Aim -
Read the lines that follow and pick out every one containing the word "лампы".

==== Record extracts

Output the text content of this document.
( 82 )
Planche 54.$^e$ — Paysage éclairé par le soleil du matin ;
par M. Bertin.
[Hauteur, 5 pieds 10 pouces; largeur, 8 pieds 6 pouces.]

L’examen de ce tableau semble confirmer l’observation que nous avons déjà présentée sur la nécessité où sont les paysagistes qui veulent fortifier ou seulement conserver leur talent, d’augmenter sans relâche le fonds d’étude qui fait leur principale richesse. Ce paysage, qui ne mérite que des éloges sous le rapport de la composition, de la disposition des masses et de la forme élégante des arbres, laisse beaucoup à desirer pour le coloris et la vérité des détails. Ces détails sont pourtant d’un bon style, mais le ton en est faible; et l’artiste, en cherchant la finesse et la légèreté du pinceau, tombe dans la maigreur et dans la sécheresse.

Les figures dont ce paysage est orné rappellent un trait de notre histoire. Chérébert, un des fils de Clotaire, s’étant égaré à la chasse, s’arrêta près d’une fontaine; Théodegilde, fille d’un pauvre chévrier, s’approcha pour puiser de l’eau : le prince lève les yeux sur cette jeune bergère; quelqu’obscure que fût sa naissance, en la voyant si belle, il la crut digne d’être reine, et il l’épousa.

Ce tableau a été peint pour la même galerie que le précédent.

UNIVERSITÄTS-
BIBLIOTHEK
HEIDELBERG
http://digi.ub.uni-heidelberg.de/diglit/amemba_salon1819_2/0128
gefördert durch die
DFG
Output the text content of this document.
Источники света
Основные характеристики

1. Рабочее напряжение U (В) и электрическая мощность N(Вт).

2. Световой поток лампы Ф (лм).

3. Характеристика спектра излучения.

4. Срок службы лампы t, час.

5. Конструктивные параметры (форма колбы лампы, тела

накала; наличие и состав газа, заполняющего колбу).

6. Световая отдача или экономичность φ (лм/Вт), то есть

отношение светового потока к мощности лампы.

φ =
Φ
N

========
==== Record extracts

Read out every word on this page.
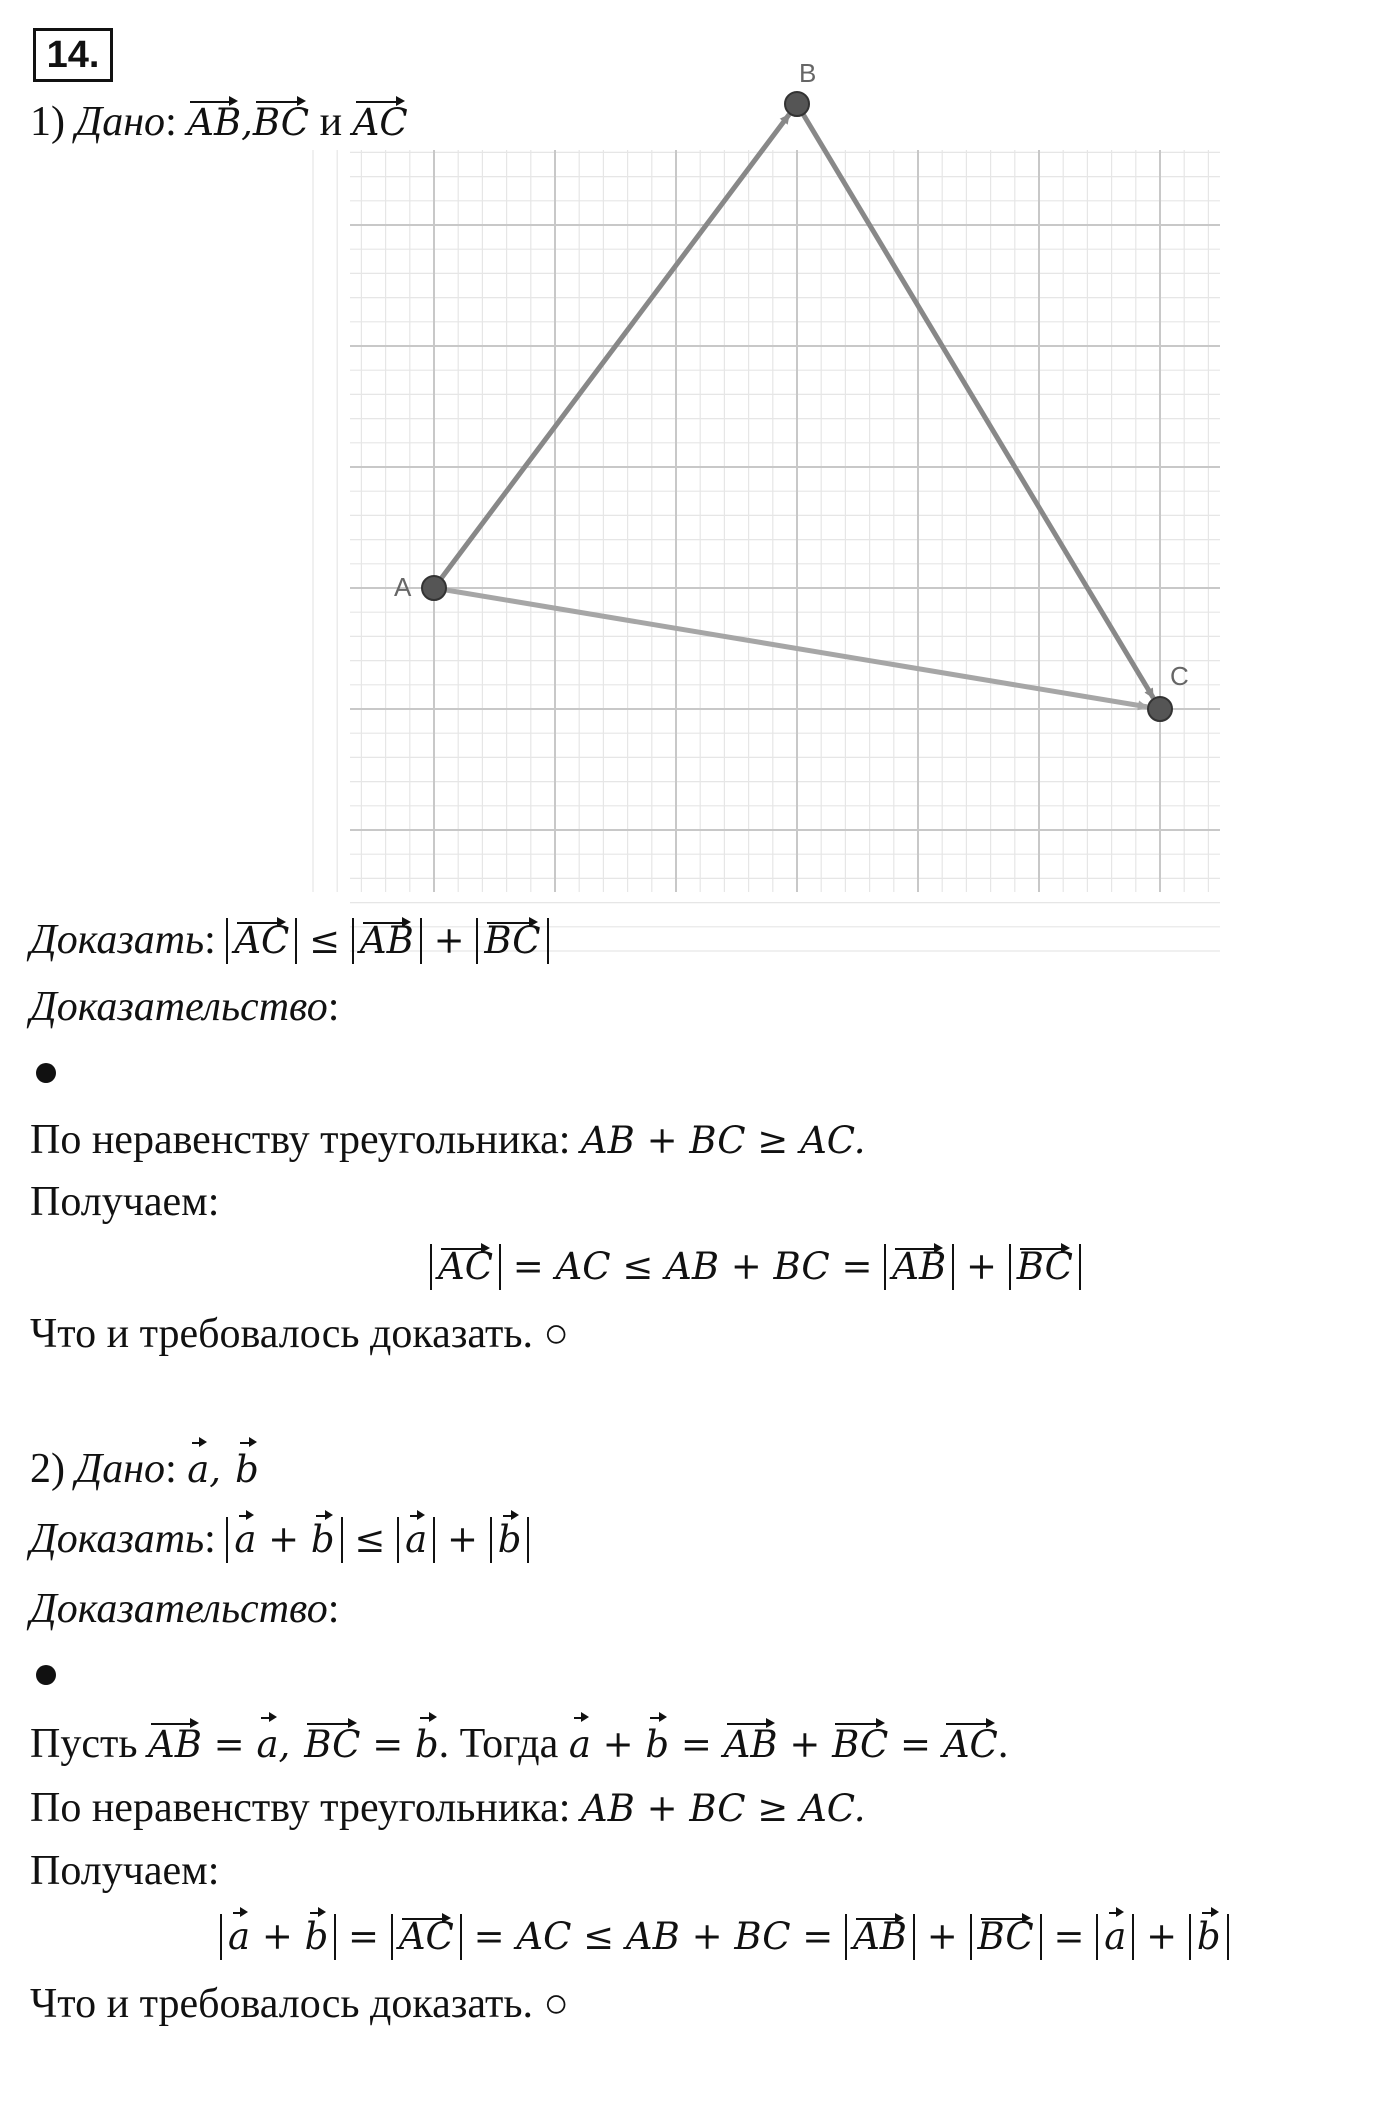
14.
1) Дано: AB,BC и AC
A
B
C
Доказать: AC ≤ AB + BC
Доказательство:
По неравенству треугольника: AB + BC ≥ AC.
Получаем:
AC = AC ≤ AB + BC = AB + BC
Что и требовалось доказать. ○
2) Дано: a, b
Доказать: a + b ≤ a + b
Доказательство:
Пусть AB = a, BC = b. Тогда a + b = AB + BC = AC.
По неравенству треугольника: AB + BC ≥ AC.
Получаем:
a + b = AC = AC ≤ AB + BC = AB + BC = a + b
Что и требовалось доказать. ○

========

Reply to the task -
2. Световой поток лампы Ф (лм).
4. Срок службы лампы t, час.
5. Конструктивные параметры (форма колбы лампы, тела
отношение светового потока к мощности лампы.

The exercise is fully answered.